§ **SHORT TASK**
Convert the records, from their start up to and including the line with "subsection-product-info-heading: （一）采购商品信息 [16,196,752,220]", into a Markdown table with the columns Row and Line. Give each line its row number and leave out blank lines.

§ **DATA PROVIDED**
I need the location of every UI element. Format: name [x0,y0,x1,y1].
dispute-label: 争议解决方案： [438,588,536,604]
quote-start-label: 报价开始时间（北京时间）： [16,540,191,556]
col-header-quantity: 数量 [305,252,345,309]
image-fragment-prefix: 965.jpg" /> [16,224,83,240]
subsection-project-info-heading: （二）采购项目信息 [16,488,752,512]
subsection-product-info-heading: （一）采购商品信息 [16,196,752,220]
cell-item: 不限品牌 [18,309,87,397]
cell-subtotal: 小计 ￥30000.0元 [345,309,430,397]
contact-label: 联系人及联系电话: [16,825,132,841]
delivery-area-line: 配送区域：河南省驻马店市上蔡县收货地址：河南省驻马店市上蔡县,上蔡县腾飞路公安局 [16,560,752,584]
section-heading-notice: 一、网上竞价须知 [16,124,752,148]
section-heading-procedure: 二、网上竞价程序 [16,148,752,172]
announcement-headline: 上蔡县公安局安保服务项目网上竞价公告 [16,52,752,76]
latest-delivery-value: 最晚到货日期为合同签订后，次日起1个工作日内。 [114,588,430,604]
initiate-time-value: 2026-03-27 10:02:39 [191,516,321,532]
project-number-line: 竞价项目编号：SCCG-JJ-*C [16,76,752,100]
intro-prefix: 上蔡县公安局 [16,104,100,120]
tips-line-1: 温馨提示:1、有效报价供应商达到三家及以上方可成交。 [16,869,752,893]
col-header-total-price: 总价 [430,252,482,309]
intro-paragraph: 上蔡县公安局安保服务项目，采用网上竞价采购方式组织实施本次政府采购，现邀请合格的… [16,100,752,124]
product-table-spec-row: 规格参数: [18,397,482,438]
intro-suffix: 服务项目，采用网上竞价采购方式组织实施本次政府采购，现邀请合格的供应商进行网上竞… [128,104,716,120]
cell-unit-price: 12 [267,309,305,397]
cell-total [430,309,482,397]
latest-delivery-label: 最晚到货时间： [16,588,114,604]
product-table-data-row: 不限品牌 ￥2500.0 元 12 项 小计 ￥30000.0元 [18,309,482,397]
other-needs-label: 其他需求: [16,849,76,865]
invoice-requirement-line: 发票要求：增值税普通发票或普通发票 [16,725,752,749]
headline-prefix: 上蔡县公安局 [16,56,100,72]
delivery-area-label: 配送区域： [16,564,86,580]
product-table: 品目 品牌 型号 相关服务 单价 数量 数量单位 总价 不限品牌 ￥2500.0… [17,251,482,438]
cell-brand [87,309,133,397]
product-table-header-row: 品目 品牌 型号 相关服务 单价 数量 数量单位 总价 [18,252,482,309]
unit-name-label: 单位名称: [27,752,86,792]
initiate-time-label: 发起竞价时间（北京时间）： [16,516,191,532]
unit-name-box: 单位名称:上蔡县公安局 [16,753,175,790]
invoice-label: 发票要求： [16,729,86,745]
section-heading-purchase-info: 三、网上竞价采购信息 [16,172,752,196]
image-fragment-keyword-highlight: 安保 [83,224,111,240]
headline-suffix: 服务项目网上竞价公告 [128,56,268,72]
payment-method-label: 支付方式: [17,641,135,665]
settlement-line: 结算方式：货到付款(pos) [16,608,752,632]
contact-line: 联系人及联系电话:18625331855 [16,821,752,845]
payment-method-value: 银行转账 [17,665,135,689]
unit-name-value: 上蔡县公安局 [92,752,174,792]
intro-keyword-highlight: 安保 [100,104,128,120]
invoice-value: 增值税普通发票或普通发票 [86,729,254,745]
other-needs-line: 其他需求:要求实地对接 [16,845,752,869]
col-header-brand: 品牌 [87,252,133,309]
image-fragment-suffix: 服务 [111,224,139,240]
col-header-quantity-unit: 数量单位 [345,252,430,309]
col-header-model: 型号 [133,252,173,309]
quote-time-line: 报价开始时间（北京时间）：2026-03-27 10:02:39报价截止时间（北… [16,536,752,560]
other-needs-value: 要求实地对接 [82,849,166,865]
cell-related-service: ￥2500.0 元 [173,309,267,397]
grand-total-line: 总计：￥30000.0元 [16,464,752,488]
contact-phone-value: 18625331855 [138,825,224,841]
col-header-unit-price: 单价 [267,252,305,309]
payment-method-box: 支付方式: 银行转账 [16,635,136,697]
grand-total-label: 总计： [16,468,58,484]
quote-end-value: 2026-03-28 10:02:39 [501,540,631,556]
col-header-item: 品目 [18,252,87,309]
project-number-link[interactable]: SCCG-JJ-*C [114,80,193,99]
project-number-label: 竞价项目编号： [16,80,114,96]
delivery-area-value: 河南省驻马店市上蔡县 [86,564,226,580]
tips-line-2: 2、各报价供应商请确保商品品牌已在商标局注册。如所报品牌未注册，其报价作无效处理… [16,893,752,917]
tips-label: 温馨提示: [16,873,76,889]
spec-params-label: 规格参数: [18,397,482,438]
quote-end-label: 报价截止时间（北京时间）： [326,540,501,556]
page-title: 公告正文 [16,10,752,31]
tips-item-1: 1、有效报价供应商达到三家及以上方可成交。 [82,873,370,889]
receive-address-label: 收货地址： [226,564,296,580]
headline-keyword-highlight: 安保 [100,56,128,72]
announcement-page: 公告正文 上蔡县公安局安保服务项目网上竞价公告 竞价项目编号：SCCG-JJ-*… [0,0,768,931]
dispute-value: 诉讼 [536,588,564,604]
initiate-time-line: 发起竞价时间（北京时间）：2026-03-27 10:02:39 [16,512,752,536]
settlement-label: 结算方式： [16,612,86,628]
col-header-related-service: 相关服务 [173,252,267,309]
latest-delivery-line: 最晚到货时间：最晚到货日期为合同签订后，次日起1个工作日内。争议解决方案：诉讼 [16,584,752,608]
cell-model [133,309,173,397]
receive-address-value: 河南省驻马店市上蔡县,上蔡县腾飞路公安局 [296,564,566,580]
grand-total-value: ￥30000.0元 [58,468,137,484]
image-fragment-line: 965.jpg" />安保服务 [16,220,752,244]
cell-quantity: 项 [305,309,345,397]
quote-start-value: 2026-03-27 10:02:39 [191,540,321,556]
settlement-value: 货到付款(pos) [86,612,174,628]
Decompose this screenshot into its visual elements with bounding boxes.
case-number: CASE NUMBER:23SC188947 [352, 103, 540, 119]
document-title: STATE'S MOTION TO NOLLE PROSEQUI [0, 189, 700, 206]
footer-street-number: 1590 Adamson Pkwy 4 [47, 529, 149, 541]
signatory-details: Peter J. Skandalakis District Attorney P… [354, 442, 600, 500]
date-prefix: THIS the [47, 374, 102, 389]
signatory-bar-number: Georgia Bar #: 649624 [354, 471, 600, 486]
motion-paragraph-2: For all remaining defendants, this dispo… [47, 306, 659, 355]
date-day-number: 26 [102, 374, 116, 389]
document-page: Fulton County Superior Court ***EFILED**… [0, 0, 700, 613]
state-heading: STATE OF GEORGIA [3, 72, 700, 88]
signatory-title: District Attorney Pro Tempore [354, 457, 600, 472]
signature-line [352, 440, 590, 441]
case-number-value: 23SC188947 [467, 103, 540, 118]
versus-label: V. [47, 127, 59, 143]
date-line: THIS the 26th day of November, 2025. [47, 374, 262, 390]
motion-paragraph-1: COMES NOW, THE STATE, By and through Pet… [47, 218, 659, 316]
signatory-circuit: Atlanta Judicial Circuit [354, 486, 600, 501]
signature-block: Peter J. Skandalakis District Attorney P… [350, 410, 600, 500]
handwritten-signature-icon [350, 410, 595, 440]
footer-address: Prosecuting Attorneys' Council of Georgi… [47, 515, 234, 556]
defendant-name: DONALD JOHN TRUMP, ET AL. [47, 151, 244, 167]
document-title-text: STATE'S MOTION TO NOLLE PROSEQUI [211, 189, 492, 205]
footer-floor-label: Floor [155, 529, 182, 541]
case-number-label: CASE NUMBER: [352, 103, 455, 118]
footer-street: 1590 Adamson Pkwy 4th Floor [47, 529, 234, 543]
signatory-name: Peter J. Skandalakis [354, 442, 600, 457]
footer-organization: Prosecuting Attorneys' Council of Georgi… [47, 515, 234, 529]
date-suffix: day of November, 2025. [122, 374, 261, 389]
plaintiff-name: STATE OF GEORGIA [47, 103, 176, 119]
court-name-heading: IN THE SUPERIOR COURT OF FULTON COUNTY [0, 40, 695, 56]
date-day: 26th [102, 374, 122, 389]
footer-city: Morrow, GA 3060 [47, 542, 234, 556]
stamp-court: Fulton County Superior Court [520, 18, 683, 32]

§ **REPLY TO THE EXERCISE**
| Row | Line |
|---|---|
| 1 | I need the location of every UI element. Format: name [x0,y0,x1,y1]. |
| 2 | dispute-label: 争议解决方案： [438,588,536,604] |
| 3 | quote-start-label: 报价开始时间（北京时间）： [16,540,191,556] |
| 4 | col-header-quantity: 数量 [305,252,345,309] |
| 5 | image-fragment-prefix: 965.jpg" /> [16,224,83,240] |
| 6 | subsection-project-info-heading: （二）采购项目信息 [16,488,752,512] |
| 7 | subsection-product-info-heading: （一）采购商品信息 [16,196,752,220] |